• WORK TO COMPLETE: Output every entry exactly as written.

• RECORDS FOR THIS EXERCISE:
= = = =

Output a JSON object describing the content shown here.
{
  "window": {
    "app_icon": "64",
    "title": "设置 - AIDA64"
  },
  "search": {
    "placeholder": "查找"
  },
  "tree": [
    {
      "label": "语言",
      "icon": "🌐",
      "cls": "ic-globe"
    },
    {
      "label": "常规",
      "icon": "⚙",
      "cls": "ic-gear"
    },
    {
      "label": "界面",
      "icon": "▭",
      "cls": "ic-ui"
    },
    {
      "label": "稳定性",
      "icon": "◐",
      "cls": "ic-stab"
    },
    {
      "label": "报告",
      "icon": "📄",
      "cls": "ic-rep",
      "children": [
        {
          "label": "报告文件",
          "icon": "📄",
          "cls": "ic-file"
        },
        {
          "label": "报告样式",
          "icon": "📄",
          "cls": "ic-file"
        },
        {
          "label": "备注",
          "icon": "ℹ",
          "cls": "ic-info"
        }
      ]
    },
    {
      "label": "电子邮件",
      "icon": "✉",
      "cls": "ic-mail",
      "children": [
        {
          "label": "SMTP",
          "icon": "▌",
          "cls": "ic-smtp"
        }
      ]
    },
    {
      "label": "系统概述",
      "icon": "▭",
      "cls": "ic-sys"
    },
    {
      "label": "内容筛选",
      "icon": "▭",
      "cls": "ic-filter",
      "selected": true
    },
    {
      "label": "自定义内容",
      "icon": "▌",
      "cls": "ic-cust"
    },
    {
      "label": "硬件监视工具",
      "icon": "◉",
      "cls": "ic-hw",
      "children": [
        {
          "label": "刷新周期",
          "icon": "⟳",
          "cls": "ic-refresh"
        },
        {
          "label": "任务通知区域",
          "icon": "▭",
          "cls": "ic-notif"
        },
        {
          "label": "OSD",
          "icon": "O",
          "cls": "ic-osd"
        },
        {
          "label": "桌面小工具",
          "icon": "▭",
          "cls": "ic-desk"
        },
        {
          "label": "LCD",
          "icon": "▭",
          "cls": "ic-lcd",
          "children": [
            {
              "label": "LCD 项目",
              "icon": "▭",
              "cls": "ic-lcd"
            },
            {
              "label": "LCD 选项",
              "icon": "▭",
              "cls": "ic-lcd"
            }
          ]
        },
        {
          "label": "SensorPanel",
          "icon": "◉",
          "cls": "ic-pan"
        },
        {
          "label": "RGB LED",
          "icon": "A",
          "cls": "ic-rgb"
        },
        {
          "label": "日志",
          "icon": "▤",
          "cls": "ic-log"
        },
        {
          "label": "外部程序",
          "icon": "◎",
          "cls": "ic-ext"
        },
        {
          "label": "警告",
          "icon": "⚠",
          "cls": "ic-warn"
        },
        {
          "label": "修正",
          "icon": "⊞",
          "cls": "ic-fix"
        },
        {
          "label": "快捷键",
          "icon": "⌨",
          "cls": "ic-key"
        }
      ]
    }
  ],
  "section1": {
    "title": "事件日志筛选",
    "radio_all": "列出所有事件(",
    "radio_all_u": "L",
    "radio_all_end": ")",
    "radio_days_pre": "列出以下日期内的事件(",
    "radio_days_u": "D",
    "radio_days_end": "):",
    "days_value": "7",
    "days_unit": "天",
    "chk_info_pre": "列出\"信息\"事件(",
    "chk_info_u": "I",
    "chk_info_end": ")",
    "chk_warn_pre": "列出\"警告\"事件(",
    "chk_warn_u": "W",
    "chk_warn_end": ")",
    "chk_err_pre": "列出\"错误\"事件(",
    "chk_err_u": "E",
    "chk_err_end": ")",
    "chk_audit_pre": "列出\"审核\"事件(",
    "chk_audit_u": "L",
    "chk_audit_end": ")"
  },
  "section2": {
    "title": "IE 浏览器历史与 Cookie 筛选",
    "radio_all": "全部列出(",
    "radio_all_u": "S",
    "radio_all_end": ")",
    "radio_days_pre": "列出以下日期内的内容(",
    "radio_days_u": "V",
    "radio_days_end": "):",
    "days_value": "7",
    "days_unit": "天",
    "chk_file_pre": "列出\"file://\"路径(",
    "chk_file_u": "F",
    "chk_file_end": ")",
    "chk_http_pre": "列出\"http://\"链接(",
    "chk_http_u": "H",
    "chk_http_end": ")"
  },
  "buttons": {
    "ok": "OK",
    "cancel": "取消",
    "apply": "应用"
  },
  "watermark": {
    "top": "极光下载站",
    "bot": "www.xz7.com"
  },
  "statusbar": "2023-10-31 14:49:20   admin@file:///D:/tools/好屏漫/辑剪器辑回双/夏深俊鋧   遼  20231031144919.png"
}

= = = =

• EXERCISE RESPONSE:
Output a JSON object describing the content shown here.
{
  "window": {
    "app_icon": "64",
    "title": "设置 - AIDA64"
  },
  "search": {
    "placeholder": "查找"
  },
  "tree": [
    {
      "label": "语言",
      "icon": "🌐",
      "cls": "ic-globe"
    },
    {
      "label": "常规",
      "icon": "⚙",
      "cls": "ic-gear"
    },
    {
      "label": "界面",
      "icon": "▭",
      "cls": "ic-ui"
    },
    {
      "label": "稳定性",
      "icon": "◐",
      "cls": "ic-stab"
    },
    {
      "label": "报告",
      "icon": "📄",
      "cls": "ic-rep",
      "children": [
        {
          "label": "报告文件",
          "icon": "📄",
          "cls": "ic-file"
        },
        {
          "label": "报告样式",
          "icon": "📄",
          "cls": "ic-file"
        },
        {
          "label": "备注",
          "icon": "ℹ",
          "cls": "ic-info"
        }
      ]
    },
    {
      "label": "电子邮件",
      "icon": "✉",
      "cls": "ic-mail",
      "children": [
        {
          "label": "SMTP",
          "icon": "▌",
          "cls": "ic-smtp"
        }
      ]
    },
    {
      "label": "系统概述",
      "icon": "▭",
      "cls": "ic-sys"
    },
    {
      "label": "内容筛选",
      "icon": "▭",
      "cls": "ic-filter",
      "selected": true
    },
    {
      "label": "自定义内容",
      "icon": "▌",
      "cls": "ic-cust"
    },
    {
      "label": "硬件监视工具",
      "icon": "◉",
      "cls": "ic-hw",
      "children": [
        {
          "label": "刷新周期",
          "icon": "⟳",
          "cls": "ic-refresh"
        },
        {
          "label": "任务通知区域",
          "icon": "▭",
          "cls": "ic-notif"
        },
        {
          "label": "OSD",
          "icon": "O",
          "cls": "ic-osd"
        },
        {
          "label": "桌面小工具",
          "icon": "▭",
          "cls": "ic-desk"
        },
        {
          "label": "LCD",
          "icon": "▭",
          "cls": "ic-lcd",
          "children": [
            {
              "label": "LCD 项目",
              "icon": "▭",
              "cls": "ic-lcd"
            },
            {
              "label": "LCD 选项",
              "icon": "▭",
              "cls": "ic-lcd"
            }
          ]
        },
        {
          "label": "SensorPanel",
          "icon": "◉",
          "cls": "ic-pan"
        },
        {
          "label": "RGB LED",
          "icon": "A",
          "cls": "ic-rgb"
        },
        {
          "label": "日志",
          "icon": "▤",
          "cls": "ic-log"
        },
        {
          "label": "外部程序",
          "icon": "◎",
          "cls": "ic-ext"
        },
        {
          "label": "警告",
          "icon": "⚠",
          "cls": "ic-warn"
        },
        {
          "label": "修正",
          "icon": "⊞",
          "cls": "ic-fix"
        },
        {
          "label": "快捷键",
          "icon": "⌨",
          "cls": "ic-key"
        }
      ]
    }
  ],
  "section1": {
    "title": "事件日志筛选",
    "radio_all": "列出所有事件(",
    "radio_all_u": "L",
    "radio_all_end": ")",
    "radio_days_pre": "列出以下日期内的事件(",
    "radio_days_u": "D",
    "radio_days_end": "):",
    "days_value": "7",
    "days_unit": "天",
    "chk_info_pre": "列出\"信息\"事件(",
    "chk_info_u": "I",
    "chk_info_end": ")",
    "chk_warn_pre": "列出\"警告\"事件(",
    "chk_warn_u": "W",
    "chk_warn_end": ")",
    "chk_err_pre": "列出\"错误\"事件(",
    "chk_err_u": "E",
    "chk_err_end": ")",
    "chk_audit_pre": "列出\"审核\"事件(",
    "chk_audit_u": "L",
    "chk_audit_end": ")"
  },
  "section2": {
    "title": "IE 浏览器历史与 Cookie 筛选",
    "radio_all": "全部列出(",
    "radio_all_u": "S",
    "radio_all_end": ")",
    "radio_days_pre": "列出以下日期内的内容(",
    "radio_days_u": "V",
    "radio_days_end": "):",
    "days_value": "7",
    "days_unit": "天",
    "chk_file_pre": "列出\"file://\"路径(",
    "chk_file_u": "F",
    "chk_file_end": ")",
    "chk_http_pre": "列出\"http://\"链接(",
    "chk_http_u": "H",
    "chk_http_end": ")"
  },
  "buttons": {
    "ok": "OK",
    "cancel": "取消",
    "apply": "应用"
  },
  "watermark": {
    "top": "极光下载站",
    "bot": "www.xz7.com"
  },
  "statusbar": "2023-10-31 14:49:20   admin@file:///D:/tools/好屏漫/辑剪器辑回双/夏深俊鋧   遼  20231031144919.png"
}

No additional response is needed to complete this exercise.